DIRECTIONS —
All of the records below must be output exactly, with no pictures carried over.

PROVIDED RECORDS —
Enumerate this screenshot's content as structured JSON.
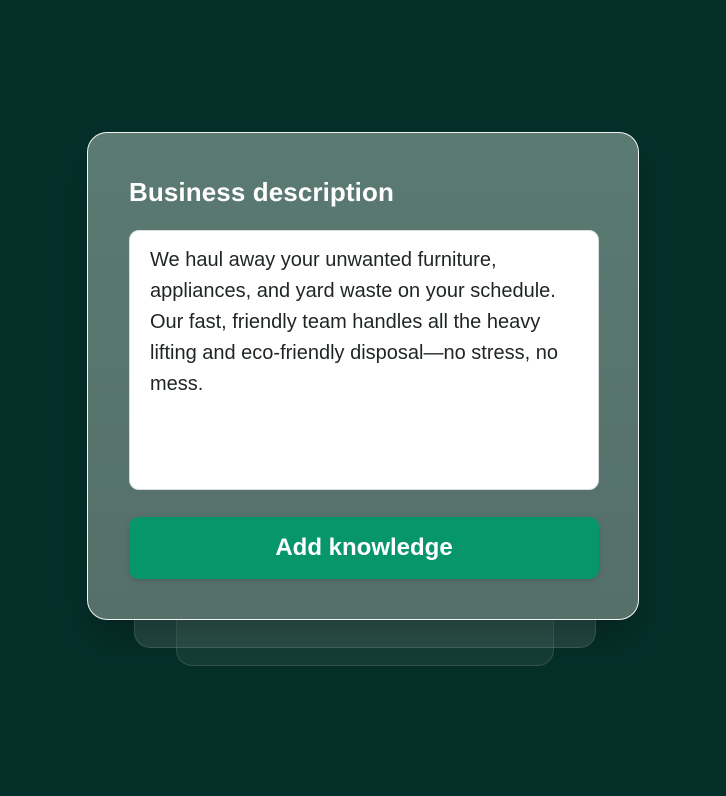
{
  "card": {
    "title": "Business description",
    "description": "We haul away your unwanted furniture, appliances, and yard waste on your schedule. Our fast, friendly team handles all the heavy lifting and eco-friendly disposal—no stress, no mess.",
    "button_label": "Add knowledge"
  },
  "colors": {
    "background": "#05302a",
    "card": "#587770",
    "button": "#07966a",
    "text_on_card": "#ffffff"
  }
}
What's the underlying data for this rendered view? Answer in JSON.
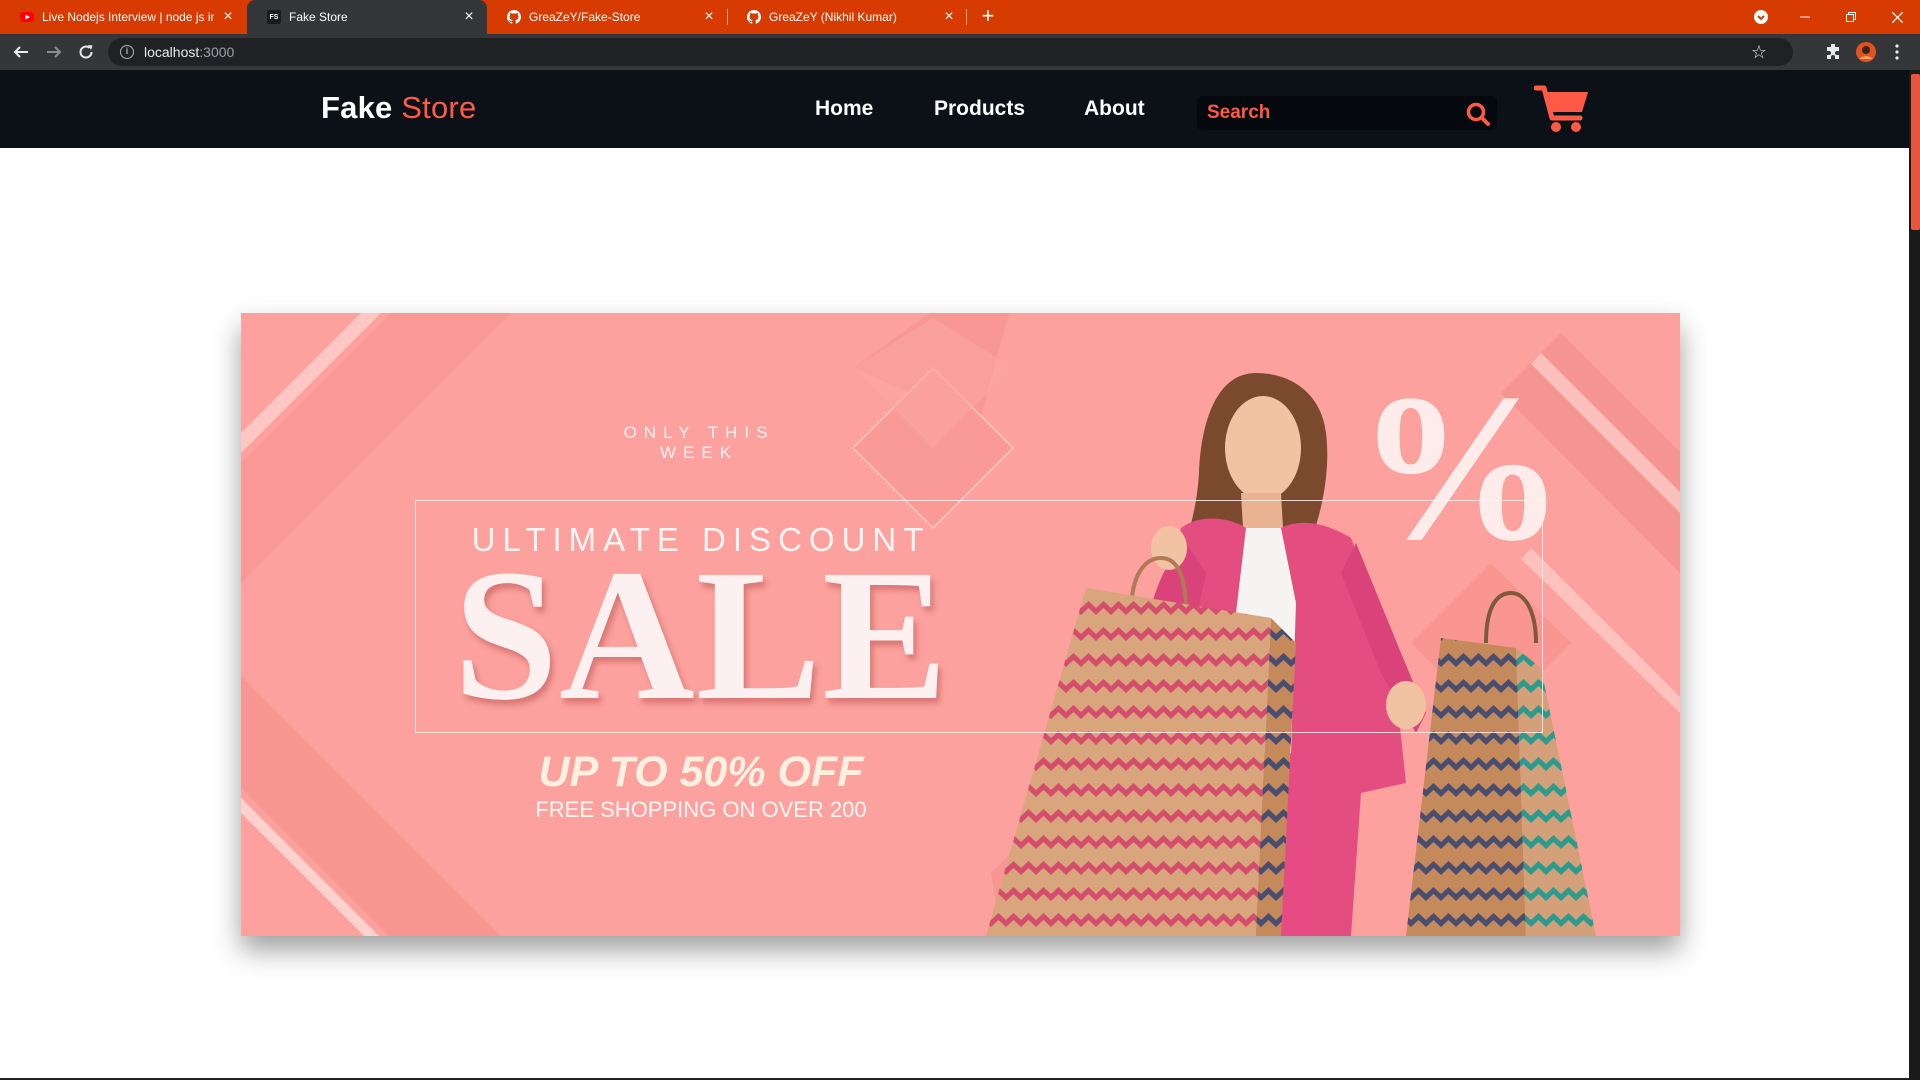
{
  "browser": {
    "tabs": [
      {
        "title": "Live Nodejs Interview | node js in",
        "favicon": "youtube-icon"
      },
      {
        "title": "Fake Store",
        "favicon": "fake-store-favicon",
        "favicon_text": "FS",
        "active": true
      },
      {
        "title": "GreaZeY/Fake-Store",
        "favicon": "github-icon"
      },
      {
        "title": "GreaZeY (Nikhil Kumar)",
        "favicon": "github-icon"
      }
    ],
    "address": {
      "host": "localhost",
      "port": ":3000"
    },
    "tab_strip_color": "#d83b01"
  },
  "site": {
    "logo_primary": "Fake",
    "logo_accent": "Store",
    "accent_color": "#ff5a45",
    "nav": [
      "Home",
      "Products",
      "About"
    ],
    "search_placeholder": "Search"
  },
  "banner": {
    "kicker": "ONLY THIS WEEK",
    "subtitle": "ULTIMATE DISCOUNT",
    "headline": "SALE",
    "offer": "UP TO 50% OFF",
    "note": "FREE SHOPPING ON OVER 200",
    "decor_text": "%"
  }
}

COMPLETE ANSWER —
Enumerate this screenshot's content as structured JSON.
{
  "card": {
    "title": "Business description",
    "description": "We haul away your unwanted furniture, appliances, and yard waste on your schedule. Our fast, friendly team handles all the heavy lifting and eco-friendly disposal—no stress, no mess.",
    "button_label": "Add knowledge"
  },
  "colors": {
    "background": "#05302a",
    "card": "#587770",
    "button": "#07966a",
    "text_on_card": "#ffffff"
  }
}
What's the underlying data for this rendered view? Answer in JSON.
{
  "browser": {
    "tabs": [
      {
        "title": "Live Nodejs Interview | node js in",
        "favicon": "youtube-icon"
      },
      {
        "title": "Fake Store",
        "favicon": "fake-store-favicon",
        "favicon_text": "FS",
        "active": true
      },
      {
        "title": "GreaZeY/Fake-Store",
        "favicon": "github-icon"
      },
      {
        "title": "GreaZeY (Nikhil Kumar)",
        "favicon": "github-icon"
      }
    ],
    "address": {
      "host": "localhost",
      "port": ":3000"
    },
    "tab_strip_color": "#d83b01"
  },
  "site": {
    "logo_primary": "Fake",
    "logo_accent": "Store",
    "accent_color": "#ff5a45",
    "nav": [
      "Home",
      "Products",
      "About"
    ],
    "search_placeholder": "Search"
  },
  "banner": {
    "kicker": "ONLY THIS WEEK",
    "subtitle": "ULTIMATE DISCOUNT",
    "headline": "SALE",
    "offer": "UP TO 50% OFF",
    "note": "FREE SHOPPING ON OVER 200",
    "decor_text": "%"
  }
}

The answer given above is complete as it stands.